**The problem**
Go through the records and extract every line with the word "other".

Recorded data:
──────────

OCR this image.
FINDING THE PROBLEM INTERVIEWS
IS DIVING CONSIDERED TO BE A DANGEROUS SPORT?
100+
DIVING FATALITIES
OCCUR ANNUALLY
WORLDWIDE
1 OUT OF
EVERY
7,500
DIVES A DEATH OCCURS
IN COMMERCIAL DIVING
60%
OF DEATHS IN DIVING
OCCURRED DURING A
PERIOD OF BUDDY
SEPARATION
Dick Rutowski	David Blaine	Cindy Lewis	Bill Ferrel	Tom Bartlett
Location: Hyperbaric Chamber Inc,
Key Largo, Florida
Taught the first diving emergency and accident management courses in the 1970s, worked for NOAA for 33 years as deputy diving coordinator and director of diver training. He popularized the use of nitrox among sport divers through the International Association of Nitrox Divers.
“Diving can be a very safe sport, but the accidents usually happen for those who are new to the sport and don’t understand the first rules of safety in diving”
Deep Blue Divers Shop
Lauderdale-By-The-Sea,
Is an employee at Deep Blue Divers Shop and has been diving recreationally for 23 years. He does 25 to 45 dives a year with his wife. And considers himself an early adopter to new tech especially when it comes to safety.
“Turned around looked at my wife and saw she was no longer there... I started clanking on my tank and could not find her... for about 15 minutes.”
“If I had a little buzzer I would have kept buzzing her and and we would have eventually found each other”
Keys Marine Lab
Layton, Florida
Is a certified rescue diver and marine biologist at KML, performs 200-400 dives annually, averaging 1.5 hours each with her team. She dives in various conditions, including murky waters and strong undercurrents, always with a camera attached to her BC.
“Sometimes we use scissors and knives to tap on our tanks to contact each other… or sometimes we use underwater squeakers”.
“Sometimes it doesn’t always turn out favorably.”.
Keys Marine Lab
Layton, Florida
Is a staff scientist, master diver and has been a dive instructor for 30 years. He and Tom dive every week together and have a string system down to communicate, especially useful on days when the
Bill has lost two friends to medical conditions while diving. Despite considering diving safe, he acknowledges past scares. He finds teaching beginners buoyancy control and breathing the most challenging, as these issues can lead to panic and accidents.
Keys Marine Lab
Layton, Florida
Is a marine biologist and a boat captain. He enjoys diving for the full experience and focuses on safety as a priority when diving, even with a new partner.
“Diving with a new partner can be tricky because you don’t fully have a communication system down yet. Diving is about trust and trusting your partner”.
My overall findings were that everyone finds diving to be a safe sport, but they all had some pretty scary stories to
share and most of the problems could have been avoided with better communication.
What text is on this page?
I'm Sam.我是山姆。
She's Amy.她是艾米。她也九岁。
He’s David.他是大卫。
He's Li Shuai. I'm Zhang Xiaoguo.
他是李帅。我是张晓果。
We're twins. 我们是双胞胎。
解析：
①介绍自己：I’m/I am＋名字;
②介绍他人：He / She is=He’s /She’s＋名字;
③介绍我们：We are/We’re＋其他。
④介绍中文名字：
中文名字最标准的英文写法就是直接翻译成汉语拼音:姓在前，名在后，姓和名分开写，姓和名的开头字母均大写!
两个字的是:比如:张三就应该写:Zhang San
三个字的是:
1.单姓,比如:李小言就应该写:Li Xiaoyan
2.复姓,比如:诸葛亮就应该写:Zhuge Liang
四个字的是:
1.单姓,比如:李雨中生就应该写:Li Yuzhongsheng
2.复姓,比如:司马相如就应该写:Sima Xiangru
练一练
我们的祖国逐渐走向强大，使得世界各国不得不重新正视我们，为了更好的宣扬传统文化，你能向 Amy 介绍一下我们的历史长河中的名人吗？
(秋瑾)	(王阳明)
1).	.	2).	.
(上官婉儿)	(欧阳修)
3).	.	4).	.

──────────

**Solution to the exercise**
“If I had a little buzzer I would have kept buzzing her and and we would have eventually found each other”
“Sometimes we use scissors and knives to tap on our tanks to contact each other… or sometimes we use underwater squeakers”.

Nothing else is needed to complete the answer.